(Figure data in JSON)

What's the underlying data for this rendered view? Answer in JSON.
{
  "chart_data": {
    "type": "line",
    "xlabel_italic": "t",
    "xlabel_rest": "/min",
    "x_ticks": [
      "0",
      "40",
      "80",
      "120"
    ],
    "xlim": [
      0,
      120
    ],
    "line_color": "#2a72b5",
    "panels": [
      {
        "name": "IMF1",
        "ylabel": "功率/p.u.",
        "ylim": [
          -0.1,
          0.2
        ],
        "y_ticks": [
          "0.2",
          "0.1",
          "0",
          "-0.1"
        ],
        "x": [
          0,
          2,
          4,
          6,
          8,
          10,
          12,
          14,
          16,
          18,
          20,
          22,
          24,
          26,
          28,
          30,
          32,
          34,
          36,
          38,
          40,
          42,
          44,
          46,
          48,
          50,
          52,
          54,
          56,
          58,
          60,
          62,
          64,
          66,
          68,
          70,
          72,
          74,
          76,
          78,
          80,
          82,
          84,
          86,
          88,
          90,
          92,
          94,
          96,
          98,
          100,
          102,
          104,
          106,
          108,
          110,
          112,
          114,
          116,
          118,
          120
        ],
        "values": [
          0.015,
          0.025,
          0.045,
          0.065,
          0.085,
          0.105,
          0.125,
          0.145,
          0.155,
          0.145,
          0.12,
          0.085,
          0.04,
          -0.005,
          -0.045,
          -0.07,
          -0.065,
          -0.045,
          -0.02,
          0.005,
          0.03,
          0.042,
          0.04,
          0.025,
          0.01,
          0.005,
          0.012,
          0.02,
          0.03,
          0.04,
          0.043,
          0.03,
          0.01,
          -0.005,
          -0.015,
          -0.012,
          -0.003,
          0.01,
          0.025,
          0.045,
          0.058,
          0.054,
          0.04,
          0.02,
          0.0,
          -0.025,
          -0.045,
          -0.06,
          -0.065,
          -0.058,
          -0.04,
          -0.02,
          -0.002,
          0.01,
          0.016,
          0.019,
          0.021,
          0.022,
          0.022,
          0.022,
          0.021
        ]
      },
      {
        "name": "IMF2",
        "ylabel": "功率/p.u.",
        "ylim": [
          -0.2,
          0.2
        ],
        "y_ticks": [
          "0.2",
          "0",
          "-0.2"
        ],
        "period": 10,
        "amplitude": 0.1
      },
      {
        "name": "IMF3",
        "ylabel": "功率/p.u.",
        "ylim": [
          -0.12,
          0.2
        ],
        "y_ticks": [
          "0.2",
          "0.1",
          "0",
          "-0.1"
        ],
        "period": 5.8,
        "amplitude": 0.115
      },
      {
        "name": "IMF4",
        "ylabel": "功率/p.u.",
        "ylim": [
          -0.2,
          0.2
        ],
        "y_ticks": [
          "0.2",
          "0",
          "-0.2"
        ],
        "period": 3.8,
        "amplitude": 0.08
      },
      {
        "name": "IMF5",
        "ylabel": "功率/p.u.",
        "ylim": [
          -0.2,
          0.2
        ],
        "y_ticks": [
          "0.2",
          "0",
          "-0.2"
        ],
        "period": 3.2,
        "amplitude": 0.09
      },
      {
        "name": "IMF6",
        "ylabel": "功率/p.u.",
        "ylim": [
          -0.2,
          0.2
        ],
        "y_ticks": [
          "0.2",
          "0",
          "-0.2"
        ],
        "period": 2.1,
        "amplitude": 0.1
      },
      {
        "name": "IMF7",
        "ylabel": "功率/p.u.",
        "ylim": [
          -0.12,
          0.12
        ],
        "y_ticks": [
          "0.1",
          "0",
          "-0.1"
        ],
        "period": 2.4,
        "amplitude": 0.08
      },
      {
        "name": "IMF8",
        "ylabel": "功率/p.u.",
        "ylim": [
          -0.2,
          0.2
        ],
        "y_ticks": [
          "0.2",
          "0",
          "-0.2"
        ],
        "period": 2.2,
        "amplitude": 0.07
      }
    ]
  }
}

> [Exercise]:
Write out all the data again, exactly as it appears.

> [Task solution]:
What's the underlying data for this rendered view? Answer in JSON.
{
  "chart_data": {
    "type": "line",
    "xlabel_italic": "t",
    "xlabel_rest": "/min",
    "x_ticks": [
      "0",
      "40",
      "80",
      "120"
    ],
    "xlim": [
      0,
      120
    ],
    "line_color": "#2a72b5",
    "panels": [
      {
        "name": "IMF1",
        "ylabel": "功率/p.u.",
        "ylim": [
          -0.1,
          0.2
        ],
        "y_ticks": [
          "0.2",
          "0.1",
          "0",
          "-0.1"
        ],
        "x": [
          0,
          2,
          4,
          6,
          8,
          10,
          12,
          14,
          16,
          18,
          20,
          22,
          24,
          26,
          28,
          30,
          32,
          34,
          36,
          38,
          40,
          42,
          44,
          46,
          48,
          50,
          52,
          54,
          56,
          58,
          60,
          62,
          64,
          66,
          68,
          70,
          72,
          74,
          76,
          78,
          80,
          82,
          84,
          86,
          88,
          90,
          92,
          94,
          96,
          98,
          100,
          102,
          104,
          106,
          108,
          110,
          112,
          114,
          116,
          118,
          120
        ],
        "values": [
          0.015,
          0.025,
          0.045,
          0.065,
          0.085,
          0.105,
          0.125,
          0.145,
          0.155,
          0.145,
          0.12,
          0.085,
          0.04,
          -0.005,
          -0.045,
          -0.07,
          -0.065,
          -0.045,
          -0.02,
          0.005,
          0.03,
          0.042,
          0.04,
          0.025,
          0.01,
          0.005,
          0.012,
          0.02,
          0.03,
          0.04,
          0.043,
          0.03,
          0.01,
          -0.005,
          -0.015,
          -0.012,
          -0.003,
          0.01,
          0.025,
          0.045,
          0.058,
          0.054,
          0.04,
          0.02,
          0.0,
          -0.025,
          -0.045,
          -0.06,
          -0.065,
          -0.058,
          -0.04,
          -0.02,
          -0.002,
          0.01,
          0.016,
          0.019,
          0.021,
          0.022,
          0.022,
          0.022,
          0.021
        ]
      },
      {
        "name": "IMF2",
        "ylabel": "功率/p.u.",
        "ylim": [
          -0.2,
          0.2
        ],
        "y_ticks": [
          "0.2",
          "0",
          "-0.2"
        ],
        "period": 10,
        "amplitude": 0.1
      },
      {
        "name": "IMF3",
        "ylabel": "功率/p.u.",
        "ylim": [
          -0.12,
          0.2
        ],
        "y_ticks": [
          "0.2",
          "0.1",
          "0",
          "-0.1"
        ],
        "period": 5.8,
        "amplitude": 0.115
      },
      {
        "name": "IMF4",
        "ylabel": "功率/p.u.",
        "ylim": [
          -0.2,
          0.2
        ],
        "y_ticks": [
          "0.2",
          "0",
          "-0.2"
        ],
        "period": 3.8,
        "amplitude": 0.08
      },
      {
        "name": "IMF5",
        "ylabel": "功率/p.u.",
        "ylim": [
          -0.2,
          0.2
        ],
        "y_ticks": [
          "0.2",
          "0",
          "-0.2"
        ],
        "period": 3.2,
        "amplitude": 0.09
      },
      {
        "name": "IMF6",
        "ylabel": "功率/p.u.",
        "ylim": [
          -0.2,
          0.2
        ],
        "y_ticks": [
          "0.2",
          "0",
          "-0.2"
        ],
        "period": 2.1,
        "amplitude": 0.1
      },
      {
        "name": "IMF7",
        "ylabel": "功率/p.u.",
        "ylim": [
          -0.12,
          0.12
        ],
        "y_ticks": [
          "0.1",
          "0",
          "-0.1"
        ],
        "period": 2.4,
        "amplitude": 0.08
      },
      {
        "name": "IMF8",
        "ylabel": "功率/p.u.",
        "ylim": [
          -0.2,
          0.2
        ],
        "y_ticks": [
          "0.2",
          "0",
          "-0.2"
        ],
        "period": 2.2,
        "amplitude": 0.07
      }
    ]
  }
}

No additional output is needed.